THE TASK: Pictures aside, repeat every entry exactly.
•••••
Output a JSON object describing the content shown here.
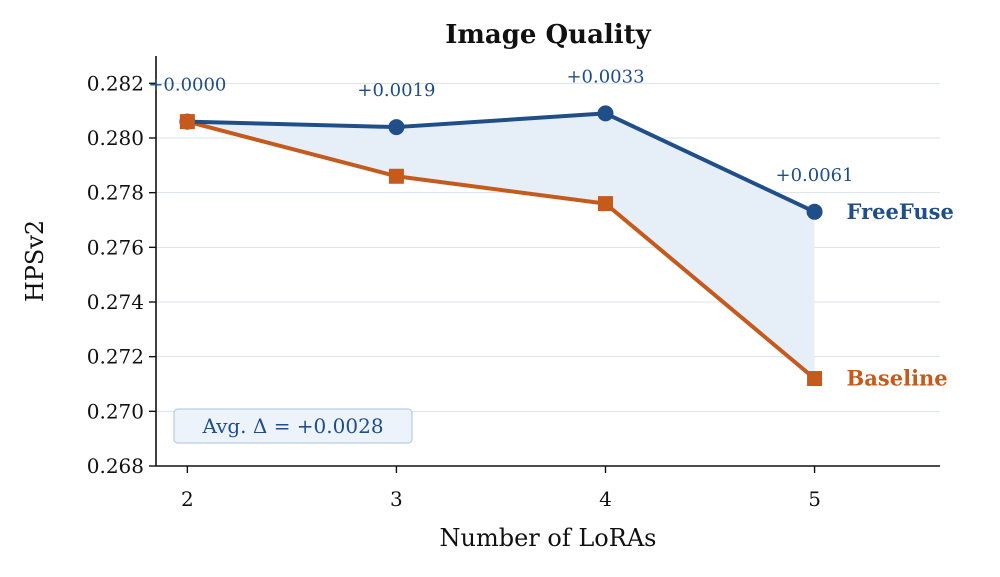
{
  "chart_data": {
    "type": "line",
    "title": "Image Quality",
    "xlabel": "Number of LoRAs",
    "ylabel": "HPSv2",
    "x": [
      2,
      3,
      4,
      5
    ],
    "x_ticks": [
      "2",
      "3",
      "4",
      "5"
    ],
    "xlim": [
      1.85,
      5.6
    ],
    "ylim": [
      0.268,
      0.283
    ],
    "y_ticks": [
      "0.268",
      "0.270",
      "0.272",
      "0.274",
      "0.276",
      "0.278",
      "0.280",
      "0.282"
    ],
    "grid": "horizontal",
    "series": [
      {
        "name": "FreeFuse",
        "values": [
          0.2806,
          0.2804,
          0.2809,
          0.2773
        ],
        "color": "#1f4e89",
        "marker": "circle"
      },
      {
        "name": "Baseline",
        "values": [
          0.2806,
          0.2786,
          0.2776,
          0.2712
        ],
        "color": "#c55a1c",
        "marker": "square"
      }
    ],
    "fill_between": {
      "color": "#e6eef8"
    },
    "annotations": [
      "+0.0000",
      "+0.0019",
      "+0.0033",
      "+0.0061"
    ],
    "avg_box": "Avg. Δ = +0.0028"
  }
}
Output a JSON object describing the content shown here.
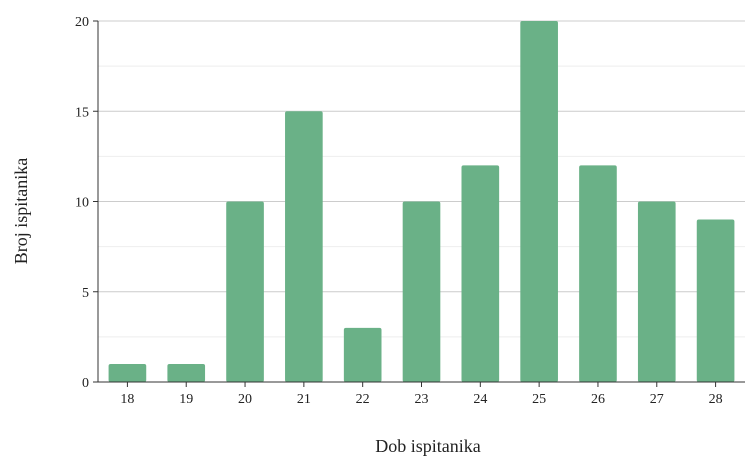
{
  "chart_data": {
    "type": "bar",
    "title": "",
    "xlabel": "Dob ispitanika",
    "ylabel": "Broj ispitanika",
    "categories": [
      "18",
      "19",
      "20",
      "21",
      "22",
      "23",
      "24",
      "25",
      "26",
      "27",
      "28"
    ],
    "values": [
      1,
      1,
      10,
      15,
      3,
      10,
      12,
      20,
      12,
      10,
      9
    ],
    "ylim": [
      0,
      20
    ],
    "yticks": [
      "0",
      "5",
      "10",
      "15",
      "20"
    ],
    "grid": true,
    "legend": "none",
    "colors": {
      "bar": "#6ab187",
      "grid_major": "#cccccc",
      "grid_minor": "#eeeeee",
      "axis": "#333333"
    }
  }
}
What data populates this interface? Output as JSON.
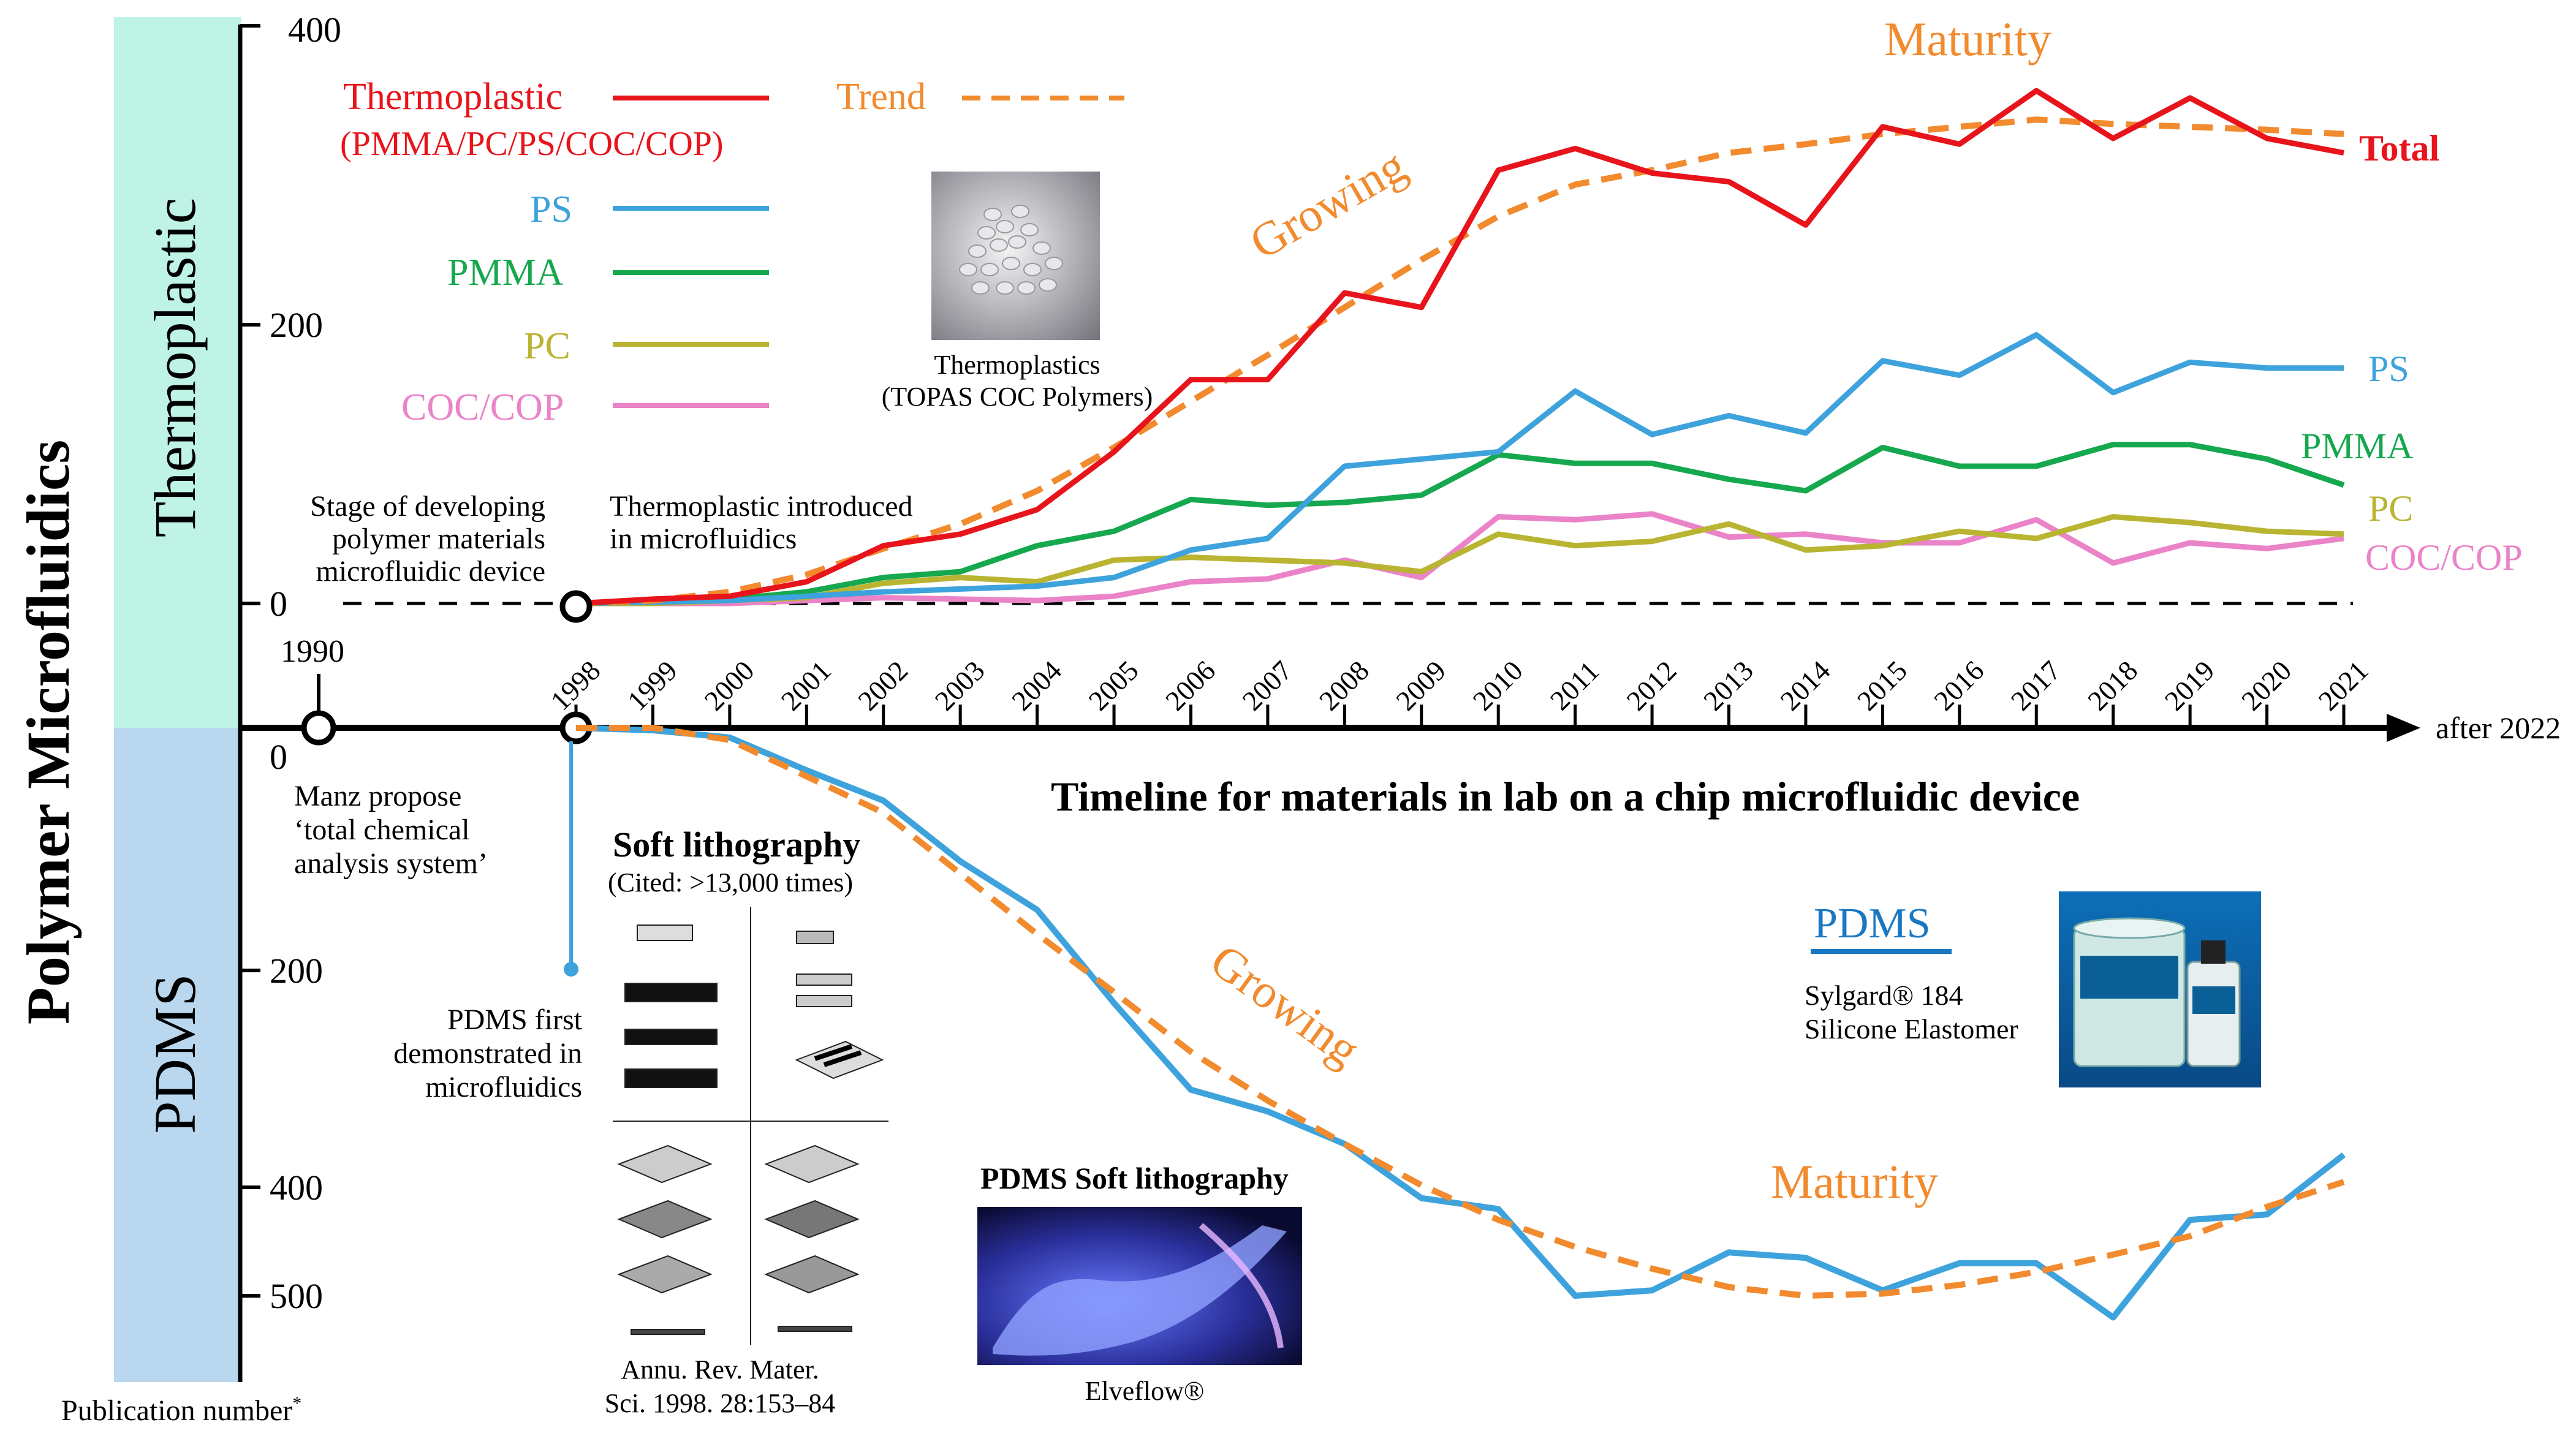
•••••
TASK SOLUTION:
Output a JSON object describing the content shown here.
{
  "chart_data": {
    "type": "line",
    "title": "Image Quality",
    "xlabel": "Number of LoRAs",
    "ylabel": "HPSv2",
    "x": [
      2,
      3,
      4,
      5
    ],
    "x_ticks": [
      "2",
      "3",
      "4",
      "5"
    ],
    "xlim": [
      1.85,
      5.6
    ],
    "ylim": [
      0.268,
      0.283
    ],
    "y_ticks": [
      "0.268",
      "0.270",
      "0.272",
      "0.274",
      "0.276",
      "0.278",
      "0.280",
      "0.282"
    ],
    "grid": "horizontal",
    "series": [
      {
        "name": "FreeFuse",
        "values": [
          0.2806,
          0.2804,
          0.2809,
          0.2773
        ],
        "color": "#1f4e89",
        "marker": "circle"
      },
      {
        "name": "Baseline",
        "values": [
          0.2806,
          0.2786,
          0.2776,
          0.2712
        ],
        "color": "#c55a1c",
        "marker": "square"
      }
    ],
    "fill_between": {
      "color": "#e6eef8"
    },
    "annotations": [
      "+0.0000",
      "+0.0019",
      "+0.0033",
      "+0.0061"
    ],
    "avg_box": "Avg. Δ = +0.0028"
  }
}
Output a JSON object describing the content shown here.
{
  "chart_data": {
    "type": "bar",
    "title": "",
    "xlabel": "Dob ispitanika",
    "ylabel": "Broj ispitanika",
    "categories": [
      "18",
      "19",
      "20",
      "21",
      "22",
      "23",
      "24",
      "25",
      "26",
      "27",
      "28"
    ],
    "values": [
      1,
      1,
      10,
      15,
      3,
      10,
      12,
      20,
      12,
      10,
      9
    ],
    "ylim": [
      0,
      20
    ],
    "yticks": [
      "0",
      "5",
      "10",
      "15",
      "20"
    ],
    "grid": true,
    "legend": "none",
    "colors": {
      "bar": "#6ab187",
      "grid_major": "#cccccc",
      "grid_minor": "#eeeeee",
      "axis": "#333333"
    }
  }
}
What data populates this interface? Output as JSON.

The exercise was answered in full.